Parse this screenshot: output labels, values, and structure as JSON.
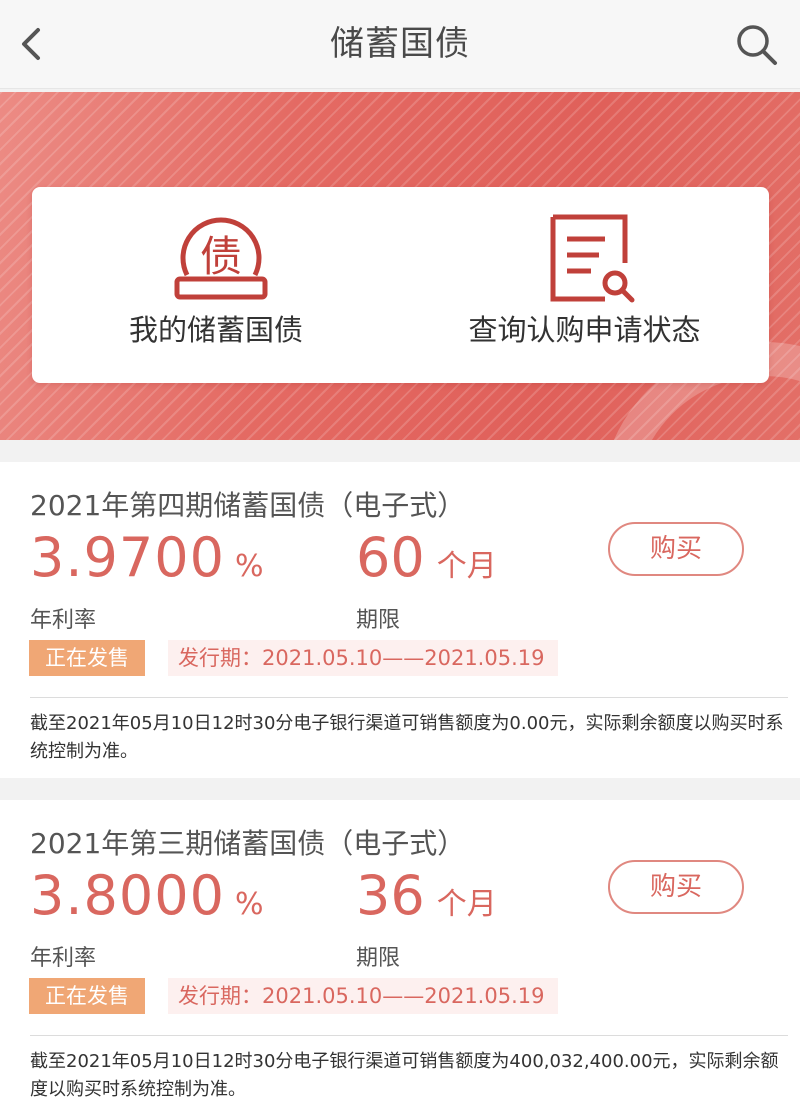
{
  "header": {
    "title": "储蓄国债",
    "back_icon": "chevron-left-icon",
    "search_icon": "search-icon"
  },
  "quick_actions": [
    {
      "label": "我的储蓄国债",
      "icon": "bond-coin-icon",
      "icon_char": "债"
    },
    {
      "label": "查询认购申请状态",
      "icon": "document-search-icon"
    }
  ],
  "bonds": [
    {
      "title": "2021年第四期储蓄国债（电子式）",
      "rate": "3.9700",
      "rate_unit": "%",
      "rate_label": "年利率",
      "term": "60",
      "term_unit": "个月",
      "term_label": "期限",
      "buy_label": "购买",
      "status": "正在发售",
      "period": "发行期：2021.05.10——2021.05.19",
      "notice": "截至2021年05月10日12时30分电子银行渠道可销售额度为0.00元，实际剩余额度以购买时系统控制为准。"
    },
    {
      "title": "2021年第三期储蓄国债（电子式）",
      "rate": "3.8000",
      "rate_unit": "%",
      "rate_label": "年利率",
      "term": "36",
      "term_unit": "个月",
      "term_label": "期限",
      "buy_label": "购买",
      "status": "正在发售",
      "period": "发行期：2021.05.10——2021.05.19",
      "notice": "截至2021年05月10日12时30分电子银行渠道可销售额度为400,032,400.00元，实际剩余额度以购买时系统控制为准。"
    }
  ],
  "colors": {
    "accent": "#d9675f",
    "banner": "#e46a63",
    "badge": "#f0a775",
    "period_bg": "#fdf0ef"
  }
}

◇ ◇ ◇ ◇

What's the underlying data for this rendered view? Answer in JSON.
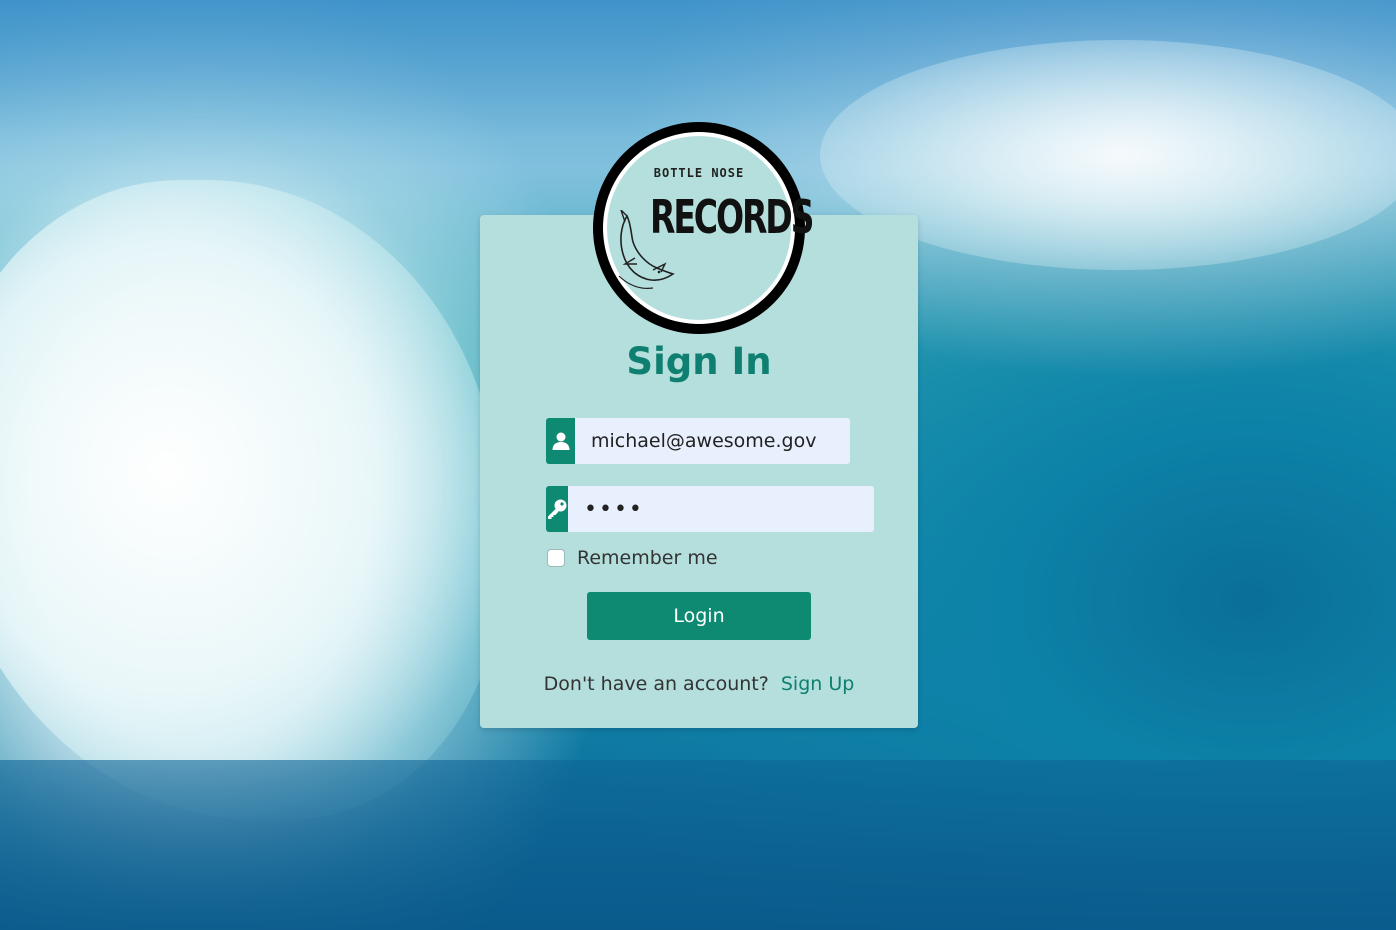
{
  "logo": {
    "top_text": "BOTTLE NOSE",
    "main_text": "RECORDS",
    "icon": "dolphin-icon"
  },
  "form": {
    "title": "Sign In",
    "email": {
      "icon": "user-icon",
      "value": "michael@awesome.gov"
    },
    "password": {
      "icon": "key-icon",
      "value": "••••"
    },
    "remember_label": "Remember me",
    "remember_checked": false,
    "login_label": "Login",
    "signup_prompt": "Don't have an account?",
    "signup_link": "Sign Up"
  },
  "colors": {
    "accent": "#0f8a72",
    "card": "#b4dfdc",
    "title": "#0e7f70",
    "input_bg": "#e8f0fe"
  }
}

◇ ◇ ◇ ◇

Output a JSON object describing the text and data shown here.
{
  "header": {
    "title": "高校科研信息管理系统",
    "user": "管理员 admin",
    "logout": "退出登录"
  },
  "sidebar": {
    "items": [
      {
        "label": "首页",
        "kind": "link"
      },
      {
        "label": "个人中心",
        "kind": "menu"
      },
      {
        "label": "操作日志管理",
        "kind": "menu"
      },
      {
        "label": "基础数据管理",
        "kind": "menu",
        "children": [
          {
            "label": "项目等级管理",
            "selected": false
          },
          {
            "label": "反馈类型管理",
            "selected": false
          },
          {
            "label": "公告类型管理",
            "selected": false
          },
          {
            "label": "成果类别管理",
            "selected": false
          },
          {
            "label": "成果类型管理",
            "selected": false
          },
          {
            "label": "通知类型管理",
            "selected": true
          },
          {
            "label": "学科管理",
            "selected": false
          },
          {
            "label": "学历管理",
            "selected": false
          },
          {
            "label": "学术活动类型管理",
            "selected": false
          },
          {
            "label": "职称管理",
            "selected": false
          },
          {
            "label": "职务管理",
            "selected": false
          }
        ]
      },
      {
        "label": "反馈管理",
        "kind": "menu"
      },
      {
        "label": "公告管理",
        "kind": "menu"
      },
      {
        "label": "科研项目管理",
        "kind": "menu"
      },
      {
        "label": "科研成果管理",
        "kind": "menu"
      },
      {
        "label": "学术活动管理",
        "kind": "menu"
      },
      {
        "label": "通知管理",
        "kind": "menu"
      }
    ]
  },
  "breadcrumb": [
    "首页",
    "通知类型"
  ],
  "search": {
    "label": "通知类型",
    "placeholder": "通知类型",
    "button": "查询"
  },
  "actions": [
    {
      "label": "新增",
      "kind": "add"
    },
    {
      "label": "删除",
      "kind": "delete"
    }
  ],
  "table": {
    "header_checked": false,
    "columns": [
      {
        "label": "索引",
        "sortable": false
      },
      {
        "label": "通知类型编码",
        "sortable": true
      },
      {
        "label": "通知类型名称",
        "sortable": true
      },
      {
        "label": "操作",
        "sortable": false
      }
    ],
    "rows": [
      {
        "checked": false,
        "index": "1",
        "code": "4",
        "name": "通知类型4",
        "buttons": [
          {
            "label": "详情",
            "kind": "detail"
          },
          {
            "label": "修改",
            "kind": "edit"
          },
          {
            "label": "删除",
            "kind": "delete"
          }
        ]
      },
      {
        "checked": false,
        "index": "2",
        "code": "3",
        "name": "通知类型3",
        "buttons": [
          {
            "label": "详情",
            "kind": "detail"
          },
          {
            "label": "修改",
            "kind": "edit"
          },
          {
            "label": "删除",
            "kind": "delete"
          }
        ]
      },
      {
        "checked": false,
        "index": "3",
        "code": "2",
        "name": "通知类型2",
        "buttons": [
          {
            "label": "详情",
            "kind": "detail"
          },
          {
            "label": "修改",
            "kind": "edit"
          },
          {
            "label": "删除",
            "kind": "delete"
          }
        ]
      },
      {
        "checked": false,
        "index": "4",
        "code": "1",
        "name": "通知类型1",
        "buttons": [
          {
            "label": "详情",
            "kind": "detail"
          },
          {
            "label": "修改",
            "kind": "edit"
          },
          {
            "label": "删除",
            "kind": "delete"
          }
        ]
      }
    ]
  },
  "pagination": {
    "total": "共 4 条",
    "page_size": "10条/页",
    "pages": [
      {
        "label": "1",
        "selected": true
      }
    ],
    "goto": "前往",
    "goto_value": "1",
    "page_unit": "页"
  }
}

◇ ◇ ◇ ◇

--- What this task involves ---
Determine how many lines of the entries above carry the string "data", and give that number alone.

--- Answer for the task ---
2